**Exercise details**
Go through the listing below and list every line with "price".

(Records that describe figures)
§ §
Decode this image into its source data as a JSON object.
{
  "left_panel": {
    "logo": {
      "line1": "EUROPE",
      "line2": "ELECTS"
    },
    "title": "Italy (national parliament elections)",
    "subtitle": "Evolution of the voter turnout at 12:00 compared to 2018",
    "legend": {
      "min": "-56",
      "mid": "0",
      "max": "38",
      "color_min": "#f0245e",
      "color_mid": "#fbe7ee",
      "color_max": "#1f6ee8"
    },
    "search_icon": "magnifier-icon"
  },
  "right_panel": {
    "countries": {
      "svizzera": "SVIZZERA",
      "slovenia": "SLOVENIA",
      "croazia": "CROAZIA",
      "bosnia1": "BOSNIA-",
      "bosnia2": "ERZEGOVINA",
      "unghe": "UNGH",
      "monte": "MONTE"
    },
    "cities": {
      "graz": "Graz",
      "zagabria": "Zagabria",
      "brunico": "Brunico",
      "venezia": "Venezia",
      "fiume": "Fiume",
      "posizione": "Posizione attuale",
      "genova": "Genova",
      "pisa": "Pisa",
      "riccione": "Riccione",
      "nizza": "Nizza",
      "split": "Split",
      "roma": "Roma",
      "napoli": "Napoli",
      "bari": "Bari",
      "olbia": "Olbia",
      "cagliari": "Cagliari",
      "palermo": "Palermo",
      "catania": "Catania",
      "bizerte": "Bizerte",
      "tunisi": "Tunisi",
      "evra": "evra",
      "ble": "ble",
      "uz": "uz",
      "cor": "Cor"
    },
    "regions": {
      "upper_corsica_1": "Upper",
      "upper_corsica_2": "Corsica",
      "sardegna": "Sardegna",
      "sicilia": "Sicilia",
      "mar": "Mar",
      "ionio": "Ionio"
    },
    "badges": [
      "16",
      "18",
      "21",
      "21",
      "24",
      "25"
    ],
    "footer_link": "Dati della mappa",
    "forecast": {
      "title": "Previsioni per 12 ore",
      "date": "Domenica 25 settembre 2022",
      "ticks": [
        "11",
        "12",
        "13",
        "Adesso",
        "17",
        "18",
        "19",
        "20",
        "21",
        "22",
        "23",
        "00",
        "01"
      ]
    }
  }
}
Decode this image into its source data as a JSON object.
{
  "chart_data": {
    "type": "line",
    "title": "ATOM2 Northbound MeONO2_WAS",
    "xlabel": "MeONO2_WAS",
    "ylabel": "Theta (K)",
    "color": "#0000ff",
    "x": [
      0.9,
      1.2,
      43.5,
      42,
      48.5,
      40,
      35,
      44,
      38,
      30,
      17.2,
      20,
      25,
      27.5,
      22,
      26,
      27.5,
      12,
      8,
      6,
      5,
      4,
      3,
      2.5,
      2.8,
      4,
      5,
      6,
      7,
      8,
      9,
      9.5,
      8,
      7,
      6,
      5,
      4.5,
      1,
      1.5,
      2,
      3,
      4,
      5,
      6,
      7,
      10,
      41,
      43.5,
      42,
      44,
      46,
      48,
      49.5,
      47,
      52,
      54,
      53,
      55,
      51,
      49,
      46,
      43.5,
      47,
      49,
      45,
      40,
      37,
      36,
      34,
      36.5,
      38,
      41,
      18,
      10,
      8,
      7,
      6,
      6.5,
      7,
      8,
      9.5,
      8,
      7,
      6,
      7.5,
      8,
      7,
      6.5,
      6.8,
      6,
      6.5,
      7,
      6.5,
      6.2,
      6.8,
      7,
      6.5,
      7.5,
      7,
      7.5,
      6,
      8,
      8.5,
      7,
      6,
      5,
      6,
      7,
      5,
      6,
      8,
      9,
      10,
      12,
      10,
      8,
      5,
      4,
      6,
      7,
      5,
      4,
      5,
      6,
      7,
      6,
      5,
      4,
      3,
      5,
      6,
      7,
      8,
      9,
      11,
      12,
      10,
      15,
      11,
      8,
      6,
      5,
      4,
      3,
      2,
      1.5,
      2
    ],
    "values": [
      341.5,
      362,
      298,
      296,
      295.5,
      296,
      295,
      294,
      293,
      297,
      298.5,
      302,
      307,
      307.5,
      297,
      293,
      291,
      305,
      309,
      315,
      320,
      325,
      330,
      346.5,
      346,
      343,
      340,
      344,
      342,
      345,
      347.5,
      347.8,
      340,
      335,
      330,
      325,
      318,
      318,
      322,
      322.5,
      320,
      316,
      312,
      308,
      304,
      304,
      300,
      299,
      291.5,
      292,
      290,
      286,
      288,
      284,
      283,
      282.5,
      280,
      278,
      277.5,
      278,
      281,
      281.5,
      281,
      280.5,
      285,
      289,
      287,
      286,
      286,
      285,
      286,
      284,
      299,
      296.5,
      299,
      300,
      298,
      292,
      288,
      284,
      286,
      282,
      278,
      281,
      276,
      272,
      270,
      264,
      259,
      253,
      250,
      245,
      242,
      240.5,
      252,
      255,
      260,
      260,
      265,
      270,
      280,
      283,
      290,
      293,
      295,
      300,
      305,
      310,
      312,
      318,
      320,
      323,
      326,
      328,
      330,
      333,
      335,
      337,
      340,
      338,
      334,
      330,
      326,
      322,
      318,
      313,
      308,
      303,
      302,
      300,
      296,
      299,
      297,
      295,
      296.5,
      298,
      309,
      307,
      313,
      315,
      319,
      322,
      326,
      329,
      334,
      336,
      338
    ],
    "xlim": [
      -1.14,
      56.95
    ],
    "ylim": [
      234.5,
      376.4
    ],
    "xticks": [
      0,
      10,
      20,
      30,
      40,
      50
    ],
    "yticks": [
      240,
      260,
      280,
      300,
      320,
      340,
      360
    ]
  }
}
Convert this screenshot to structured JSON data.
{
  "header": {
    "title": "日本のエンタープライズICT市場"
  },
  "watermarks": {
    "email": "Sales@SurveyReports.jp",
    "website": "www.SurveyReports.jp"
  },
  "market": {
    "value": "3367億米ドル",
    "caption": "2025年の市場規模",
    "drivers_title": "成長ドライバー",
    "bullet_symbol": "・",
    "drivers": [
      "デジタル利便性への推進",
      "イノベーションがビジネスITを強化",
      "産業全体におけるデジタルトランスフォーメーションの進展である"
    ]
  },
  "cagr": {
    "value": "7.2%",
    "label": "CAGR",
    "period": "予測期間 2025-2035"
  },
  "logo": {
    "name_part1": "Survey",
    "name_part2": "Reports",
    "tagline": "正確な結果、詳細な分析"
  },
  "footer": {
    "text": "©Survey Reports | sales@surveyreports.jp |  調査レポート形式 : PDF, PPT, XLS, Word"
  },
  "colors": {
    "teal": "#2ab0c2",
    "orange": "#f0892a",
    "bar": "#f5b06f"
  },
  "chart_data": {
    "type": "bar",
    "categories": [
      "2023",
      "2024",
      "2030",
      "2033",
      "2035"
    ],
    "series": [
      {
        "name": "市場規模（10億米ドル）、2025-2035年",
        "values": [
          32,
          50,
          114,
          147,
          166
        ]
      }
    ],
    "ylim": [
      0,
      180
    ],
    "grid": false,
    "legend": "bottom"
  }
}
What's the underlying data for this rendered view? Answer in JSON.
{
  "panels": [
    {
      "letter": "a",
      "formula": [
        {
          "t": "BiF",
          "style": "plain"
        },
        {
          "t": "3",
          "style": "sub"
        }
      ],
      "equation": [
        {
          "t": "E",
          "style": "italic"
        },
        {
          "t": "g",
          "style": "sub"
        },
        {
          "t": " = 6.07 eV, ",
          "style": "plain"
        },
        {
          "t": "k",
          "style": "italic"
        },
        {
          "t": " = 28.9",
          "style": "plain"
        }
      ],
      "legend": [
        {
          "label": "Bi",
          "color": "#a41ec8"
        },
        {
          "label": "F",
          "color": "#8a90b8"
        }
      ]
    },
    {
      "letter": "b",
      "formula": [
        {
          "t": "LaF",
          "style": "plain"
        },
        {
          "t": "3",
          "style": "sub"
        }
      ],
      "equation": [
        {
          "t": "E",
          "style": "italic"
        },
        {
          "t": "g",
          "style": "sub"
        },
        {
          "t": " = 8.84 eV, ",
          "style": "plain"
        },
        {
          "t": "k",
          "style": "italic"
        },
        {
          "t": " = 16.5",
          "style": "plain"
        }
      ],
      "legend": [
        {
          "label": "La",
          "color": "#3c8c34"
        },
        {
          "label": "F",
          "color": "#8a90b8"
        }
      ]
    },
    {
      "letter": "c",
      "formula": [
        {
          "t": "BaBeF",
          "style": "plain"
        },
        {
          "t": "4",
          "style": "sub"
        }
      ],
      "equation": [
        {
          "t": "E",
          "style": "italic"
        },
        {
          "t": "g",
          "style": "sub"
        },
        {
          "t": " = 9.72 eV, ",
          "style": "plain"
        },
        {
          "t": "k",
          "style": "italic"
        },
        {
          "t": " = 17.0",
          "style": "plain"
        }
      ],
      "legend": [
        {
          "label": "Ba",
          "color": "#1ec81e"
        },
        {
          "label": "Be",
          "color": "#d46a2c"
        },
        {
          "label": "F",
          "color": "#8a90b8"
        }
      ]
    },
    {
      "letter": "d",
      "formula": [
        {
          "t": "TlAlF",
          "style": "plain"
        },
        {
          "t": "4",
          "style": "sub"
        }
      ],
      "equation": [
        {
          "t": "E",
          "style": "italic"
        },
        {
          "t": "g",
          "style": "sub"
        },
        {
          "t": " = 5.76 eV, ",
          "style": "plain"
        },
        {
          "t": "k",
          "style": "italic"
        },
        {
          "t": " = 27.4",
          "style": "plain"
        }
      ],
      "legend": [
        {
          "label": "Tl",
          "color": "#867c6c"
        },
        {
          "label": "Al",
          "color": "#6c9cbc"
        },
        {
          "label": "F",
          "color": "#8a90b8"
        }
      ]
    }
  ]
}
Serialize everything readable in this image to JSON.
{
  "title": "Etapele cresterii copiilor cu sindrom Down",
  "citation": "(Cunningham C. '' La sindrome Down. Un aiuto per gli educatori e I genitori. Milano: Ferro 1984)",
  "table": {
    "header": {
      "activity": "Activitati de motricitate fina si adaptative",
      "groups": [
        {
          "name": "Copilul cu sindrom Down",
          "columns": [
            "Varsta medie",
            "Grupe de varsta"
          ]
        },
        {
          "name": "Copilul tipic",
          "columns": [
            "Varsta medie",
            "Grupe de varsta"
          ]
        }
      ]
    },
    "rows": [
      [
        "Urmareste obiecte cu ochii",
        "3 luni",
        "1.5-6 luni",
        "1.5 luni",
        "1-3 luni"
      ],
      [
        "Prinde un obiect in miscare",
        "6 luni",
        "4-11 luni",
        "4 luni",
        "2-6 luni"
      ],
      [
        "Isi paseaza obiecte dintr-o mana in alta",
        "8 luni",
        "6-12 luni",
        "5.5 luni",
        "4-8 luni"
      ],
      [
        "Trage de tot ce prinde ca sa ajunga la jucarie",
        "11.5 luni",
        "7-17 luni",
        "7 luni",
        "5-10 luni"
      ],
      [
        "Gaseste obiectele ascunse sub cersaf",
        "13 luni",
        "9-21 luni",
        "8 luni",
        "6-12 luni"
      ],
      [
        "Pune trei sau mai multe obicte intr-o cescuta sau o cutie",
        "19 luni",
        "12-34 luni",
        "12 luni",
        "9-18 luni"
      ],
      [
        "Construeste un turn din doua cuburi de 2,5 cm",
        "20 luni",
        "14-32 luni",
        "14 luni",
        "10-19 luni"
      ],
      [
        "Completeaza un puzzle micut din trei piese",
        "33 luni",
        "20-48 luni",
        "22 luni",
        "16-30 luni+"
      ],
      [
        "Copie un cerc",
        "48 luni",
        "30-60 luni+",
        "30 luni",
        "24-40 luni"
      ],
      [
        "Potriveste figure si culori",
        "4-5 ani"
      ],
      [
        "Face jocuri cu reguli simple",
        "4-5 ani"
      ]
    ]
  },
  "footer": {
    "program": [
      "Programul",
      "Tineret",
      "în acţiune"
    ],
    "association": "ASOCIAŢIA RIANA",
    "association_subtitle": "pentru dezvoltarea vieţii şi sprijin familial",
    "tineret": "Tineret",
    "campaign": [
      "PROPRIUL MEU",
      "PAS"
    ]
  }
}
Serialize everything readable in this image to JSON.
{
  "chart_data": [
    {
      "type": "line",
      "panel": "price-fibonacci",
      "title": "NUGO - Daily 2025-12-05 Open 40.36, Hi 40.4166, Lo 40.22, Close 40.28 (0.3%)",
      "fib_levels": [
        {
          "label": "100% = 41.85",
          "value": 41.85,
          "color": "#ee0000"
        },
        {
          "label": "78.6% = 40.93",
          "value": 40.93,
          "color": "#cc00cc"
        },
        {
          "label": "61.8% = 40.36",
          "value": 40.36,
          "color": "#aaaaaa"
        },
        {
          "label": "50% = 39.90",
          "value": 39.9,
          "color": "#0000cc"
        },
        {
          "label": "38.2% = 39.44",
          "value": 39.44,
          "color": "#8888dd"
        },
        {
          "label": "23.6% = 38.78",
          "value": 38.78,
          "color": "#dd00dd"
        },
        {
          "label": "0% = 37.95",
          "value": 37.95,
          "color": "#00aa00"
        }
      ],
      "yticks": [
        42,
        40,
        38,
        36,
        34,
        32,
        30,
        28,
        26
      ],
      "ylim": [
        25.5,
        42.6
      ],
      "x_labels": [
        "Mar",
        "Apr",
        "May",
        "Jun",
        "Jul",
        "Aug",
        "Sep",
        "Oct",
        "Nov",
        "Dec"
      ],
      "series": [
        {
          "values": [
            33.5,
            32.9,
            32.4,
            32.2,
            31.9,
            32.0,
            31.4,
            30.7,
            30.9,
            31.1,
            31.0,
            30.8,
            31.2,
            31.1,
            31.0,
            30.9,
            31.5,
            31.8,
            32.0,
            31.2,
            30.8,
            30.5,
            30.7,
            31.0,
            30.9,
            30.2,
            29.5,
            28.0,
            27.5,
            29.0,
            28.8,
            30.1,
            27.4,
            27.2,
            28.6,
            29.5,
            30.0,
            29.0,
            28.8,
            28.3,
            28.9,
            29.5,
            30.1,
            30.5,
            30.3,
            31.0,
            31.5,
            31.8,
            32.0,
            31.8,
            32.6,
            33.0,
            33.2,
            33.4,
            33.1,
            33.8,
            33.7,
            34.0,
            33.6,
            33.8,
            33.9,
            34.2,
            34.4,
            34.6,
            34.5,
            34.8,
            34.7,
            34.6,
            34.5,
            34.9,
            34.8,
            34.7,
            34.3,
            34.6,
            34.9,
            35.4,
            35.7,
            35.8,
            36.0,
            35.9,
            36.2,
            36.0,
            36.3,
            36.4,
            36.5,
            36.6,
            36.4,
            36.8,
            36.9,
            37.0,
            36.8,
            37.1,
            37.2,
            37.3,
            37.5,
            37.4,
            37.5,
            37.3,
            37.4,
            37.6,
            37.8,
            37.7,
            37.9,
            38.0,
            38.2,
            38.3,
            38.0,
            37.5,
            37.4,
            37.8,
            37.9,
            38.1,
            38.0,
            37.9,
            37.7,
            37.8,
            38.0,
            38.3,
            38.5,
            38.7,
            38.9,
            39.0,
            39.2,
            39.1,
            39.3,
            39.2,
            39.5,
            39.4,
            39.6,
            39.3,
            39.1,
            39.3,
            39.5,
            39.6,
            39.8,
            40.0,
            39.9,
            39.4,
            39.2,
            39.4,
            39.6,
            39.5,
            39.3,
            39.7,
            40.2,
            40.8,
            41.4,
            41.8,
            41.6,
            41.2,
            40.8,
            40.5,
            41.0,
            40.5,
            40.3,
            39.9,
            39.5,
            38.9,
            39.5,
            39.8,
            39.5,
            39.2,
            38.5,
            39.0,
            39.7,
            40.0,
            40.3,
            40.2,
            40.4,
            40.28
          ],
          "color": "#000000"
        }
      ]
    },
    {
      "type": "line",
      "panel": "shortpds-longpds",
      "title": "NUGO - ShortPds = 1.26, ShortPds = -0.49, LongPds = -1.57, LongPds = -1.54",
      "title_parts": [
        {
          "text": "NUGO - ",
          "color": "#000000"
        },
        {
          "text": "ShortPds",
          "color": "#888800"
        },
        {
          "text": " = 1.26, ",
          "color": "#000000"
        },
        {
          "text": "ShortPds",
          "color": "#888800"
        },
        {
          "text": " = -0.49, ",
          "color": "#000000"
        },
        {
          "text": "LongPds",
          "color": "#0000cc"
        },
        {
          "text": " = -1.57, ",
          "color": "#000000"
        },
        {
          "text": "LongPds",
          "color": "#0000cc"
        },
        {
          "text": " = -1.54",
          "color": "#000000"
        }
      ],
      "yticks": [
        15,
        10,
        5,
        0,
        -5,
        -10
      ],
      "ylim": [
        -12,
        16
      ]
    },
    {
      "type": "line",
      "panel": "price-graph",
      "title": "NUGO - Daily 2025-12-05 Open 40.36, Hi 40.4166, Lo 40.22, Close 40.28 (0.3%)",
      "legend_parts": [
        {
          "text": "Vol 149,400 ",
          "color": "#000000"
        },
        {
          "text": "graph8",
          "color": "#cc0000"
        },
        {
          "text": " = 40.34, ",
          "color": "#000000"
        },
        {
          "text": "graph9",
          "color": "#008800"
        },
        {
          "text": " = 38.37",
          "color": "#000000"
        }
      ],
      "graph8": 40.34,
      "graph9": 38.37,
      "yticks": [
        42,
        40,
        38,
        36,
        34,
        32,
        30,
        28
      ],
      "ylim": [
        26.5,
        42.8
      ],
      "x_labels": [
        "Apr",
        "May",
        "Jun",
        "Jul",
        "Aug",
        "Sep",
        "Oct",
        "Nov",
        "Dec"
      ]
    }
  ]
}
§ §
**Answer to the problem**
      "panel": "price-fibonacci",
      "panel": "price-graph",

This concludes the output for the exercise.